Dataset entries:
*****
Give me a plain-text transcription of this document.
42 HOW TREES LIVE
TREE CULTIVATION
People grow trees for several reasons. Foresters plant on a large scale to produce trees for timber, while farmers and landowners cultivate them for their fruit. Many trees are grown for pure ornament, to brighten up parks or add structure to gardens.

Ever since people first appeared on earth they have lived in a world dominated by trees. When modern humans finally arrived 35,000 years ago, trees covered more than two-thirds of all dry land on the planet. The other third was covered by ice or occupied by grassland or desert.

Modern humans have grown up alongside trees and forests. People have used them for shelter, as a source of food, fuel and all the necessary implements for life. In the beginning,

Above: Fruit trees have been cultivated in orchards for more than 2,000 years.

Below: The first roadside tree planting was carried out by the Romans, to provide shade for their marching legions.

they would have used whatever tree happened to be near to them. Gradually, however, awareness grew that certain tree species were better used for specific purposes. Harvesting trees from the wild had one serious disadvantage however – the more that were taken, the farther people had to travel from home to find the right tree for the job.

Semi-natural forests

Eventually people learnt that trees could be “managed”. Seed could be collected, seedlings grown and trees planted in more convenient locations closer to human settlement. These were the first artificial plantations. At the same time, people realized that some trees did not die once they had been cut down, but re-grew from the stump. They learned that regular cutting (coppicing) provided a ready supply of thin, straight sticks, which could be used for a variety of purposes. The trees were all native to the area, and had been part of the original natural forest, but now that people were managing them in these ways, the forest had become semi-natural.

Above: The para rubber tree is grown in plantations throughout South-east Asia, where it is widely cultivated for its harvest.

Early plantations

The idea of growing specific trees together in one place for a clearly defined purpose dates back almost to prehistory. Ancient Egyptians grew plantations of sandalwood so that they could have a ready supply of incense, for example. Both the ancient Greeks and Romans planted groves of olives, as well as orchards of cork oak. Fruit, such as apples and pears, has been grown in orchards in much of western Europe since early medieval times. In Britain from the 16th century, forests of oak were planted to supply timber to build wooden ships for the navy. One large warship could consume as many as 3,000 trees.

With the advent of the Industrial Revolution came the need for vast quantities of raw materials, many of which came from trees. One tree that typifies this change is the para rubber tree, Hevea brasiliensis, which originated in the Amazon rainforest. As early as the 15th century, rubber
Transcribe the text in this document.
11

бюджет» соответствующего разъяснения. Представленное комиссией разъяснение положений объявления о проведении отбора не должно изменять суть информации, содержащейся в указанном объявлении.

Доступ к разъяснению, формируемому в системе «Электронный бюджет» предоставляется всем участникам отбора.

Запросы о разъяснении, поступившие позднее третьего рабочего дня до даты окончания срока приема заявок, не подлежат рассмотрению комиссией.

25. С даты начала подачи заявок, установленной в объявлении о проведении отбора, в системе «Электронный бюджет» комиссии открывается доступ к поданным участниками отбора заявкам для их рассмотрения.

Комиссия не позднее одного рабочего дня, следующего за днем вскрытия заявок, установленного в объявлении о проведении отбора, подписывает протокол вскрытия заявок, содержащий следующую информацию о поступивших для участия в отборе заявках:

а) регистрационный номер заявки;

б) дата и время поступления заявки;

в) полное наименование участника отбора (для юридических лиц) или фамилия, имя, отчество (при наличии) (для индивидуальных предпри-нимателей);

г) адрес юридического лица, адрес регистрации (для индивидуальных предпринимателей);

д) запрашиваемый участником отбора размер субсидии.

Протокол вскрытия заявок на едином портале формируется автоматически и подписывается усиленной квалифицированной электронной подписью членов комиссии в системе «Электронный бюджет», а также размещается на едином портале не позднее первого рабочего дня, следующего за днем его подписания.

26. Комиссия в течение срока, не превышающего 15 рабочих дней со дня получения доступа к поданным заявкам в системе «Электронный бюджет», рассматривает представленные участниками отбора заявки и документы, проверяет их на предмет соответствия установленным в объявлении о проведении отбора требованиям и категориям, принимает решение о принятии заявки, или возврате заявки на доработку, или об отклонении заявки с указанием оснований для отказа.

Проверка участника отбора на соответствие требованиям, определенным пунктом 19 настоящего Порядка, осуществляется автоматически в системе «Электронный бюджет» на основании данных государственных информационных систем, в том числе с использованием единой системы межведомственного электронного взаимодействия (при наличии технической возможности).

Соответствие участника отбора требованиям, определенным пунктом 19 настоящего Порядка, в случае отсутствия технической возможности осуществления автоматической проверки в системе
*****
Task details
Out of the records, collect only those lines that contain the string "timber".

Answer for the task
People grow trees for several reasons. Foresters plant on a large scale to produce trees for timber, while farmers and landowners cultivate them for their fruit. Many trees are grown for pure ornament, to brighten up parks or add structure to gardens.
The idea of growing specific trees together in one place for a clearly defined purpose dates back almost to prehistory. Ancient Egyptians grew plantations of sandalwood so that they could have a ready supply of incense, for example. Both the ancient Greeks and Romans planted groves of olives, as well as orchards of cork oak. Fruit, such as apples and pears, has been grown in orchards in much of western Europe since early medieval times. In Britain from the 16th century, forests of oak were planted to supply timber to build wooden ships for the navy. One large warship could consume as many as 3,000 trees.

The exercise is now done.